[Stored items]
╔══

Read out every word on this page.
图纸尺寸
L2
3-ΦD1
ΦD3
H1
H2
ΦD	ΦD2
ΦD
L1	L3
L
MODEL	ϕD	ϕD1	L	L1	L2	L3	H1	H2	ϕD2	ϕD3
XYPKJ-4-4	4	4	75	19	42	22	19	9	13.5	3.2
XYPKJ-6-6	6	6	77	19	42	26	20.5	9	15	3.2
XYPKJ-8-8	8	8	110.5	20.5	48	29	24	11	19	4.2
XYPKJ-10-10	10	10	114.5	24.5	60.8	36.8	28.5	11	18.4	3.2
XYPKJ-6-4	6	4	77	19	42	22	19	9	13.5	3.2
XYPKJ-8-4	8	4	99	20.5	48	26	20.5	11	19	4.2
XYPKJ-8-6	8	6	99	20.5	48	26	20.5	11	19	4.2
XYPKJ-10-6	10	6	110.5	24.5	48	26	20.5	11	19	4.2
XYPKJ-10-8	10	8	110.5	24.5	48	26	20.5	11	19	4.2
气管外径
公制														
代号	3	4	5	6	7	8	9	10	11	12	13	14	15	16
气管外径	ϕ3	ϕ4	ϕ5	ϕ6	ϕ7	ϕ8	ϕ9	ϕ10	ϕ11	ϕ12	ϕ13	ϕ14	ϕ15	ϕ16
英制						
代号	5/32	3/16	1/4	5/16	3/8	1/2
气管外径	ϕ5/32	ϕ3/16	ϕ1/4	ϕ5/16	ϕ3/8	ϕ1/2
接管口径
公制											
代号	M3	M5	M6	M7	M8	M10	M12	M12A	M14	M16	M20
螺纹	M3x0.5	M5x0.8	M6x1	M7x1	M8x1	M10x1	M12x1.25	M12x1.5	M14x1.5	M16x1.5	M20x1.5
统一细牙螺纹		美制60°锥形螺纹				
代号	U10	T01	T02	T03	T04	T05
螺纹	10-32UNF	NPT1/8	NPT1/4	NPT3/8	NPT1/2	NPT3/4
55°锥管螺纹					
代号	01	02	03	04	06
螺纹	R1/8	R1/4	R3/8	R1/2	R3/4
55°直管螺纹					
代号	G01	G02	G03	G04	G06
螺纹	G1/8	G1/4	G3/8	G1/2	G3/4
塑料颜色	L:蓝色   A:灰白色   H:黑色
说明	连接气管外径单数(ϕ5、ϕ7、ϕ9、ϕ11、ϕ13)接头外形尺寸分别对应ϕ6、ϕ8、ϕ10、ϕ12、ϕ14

╚══

◆ **Your instructions**: Return the whole listing exactly, with every line included.

◆ **Exercise solution**:
Read out every word on this page.
图纸尺寸
L2
3-ΦD1
ΦD3
H1
H2
ΦD	ΦD2
ΦD
L1	L3
L
MODEL	ϕD	ϕD1	L	L1	L2	L3	H1	H2	ϕD2	ϕD3
XYPKJ-4-4	4	4	75	19	42	22	19	9	13.5	3.2
XYPKJ-6-6	6	6	77	19	42	26	20.5	9	15	3.2
XYPKJ-8-8	8	8	110.5	20.5	48	29	24	11	19	4.2
XYPKJ-10-10	10	10	114.5	24.5	60.8	36.8	28.5	11	18.4	3.2
XYPKJ-6-4	6	4	77	19	42	22	19	9	13.5	3.2
XYPKJ-8-4	8	4	99	20.5	48	26	20.5	11	19	4.2
XYPKJ-8-6	8	6	99	20.5	48	26	20.5	11	19	4.2
XYPKJ-10-6	10	6	110.5	24.5	48	26	20.5	11	19	4.2
XYPKJ-10-8	10	8	110.5	24.5	48	26	20.5	11	19	4.2
气管外径
公制														
代号	3	4	5	6	7	8	9	10	11	12	13	14	15	16
气管外径	ϕ3	ϕ4	ϕ5	ϕ6	ϕ7	ϕ8	ϕ9	ϕ10	ϕ11	ϕ12	ϕ13	ϕ14	ϕ15	ϕ16
英制						
代号	5/32	3/16	1/4	5/16	3/8	1/2
气管外径	ϕ5/32	ϕ3/16	ϕ1/4	ϕ5/16	ϕ3/8	ϕ1/2
接管口径
公制											
代号	M3	M5	M6	M7	M8	M10	M12	M12A	M14	M16	M20
螺纹	M3x0.5	M5x0.8	M6x1	M7x1	M8x1	M10x1	M12x1.25	M12x1.5	M14x1.5	M16x1.5	M20x1.5
统一细牙螺纹		美制60°锥形螺纹				
代号	U10	T01	T02	T03	T04	T05
螺纹	10-32UNF	NPT1/8	NPT1/4	NPT3/8	NPT1/2	NPT3/4
55°锥管螺纹					
代号	01	02	03	04	06
螺纹	R1/8	R1/4	R3/8	R1/2	R3/4
55°直管螺纹					
代号	G01	G02	G03	G04	G06
螺纹	G1/8	G1/4	G3/8	G1/2	G3/4
塑料颜色	L:蓝色   A:灰白色   H:黑色
说明	连接气管外径单数(ϕ5、ϕ7、ϕ9、ϕ11、ϕ13)接头外形尺寸分别对应ϕ6、ϕ8、ϕ10、ϕ12、ϕ14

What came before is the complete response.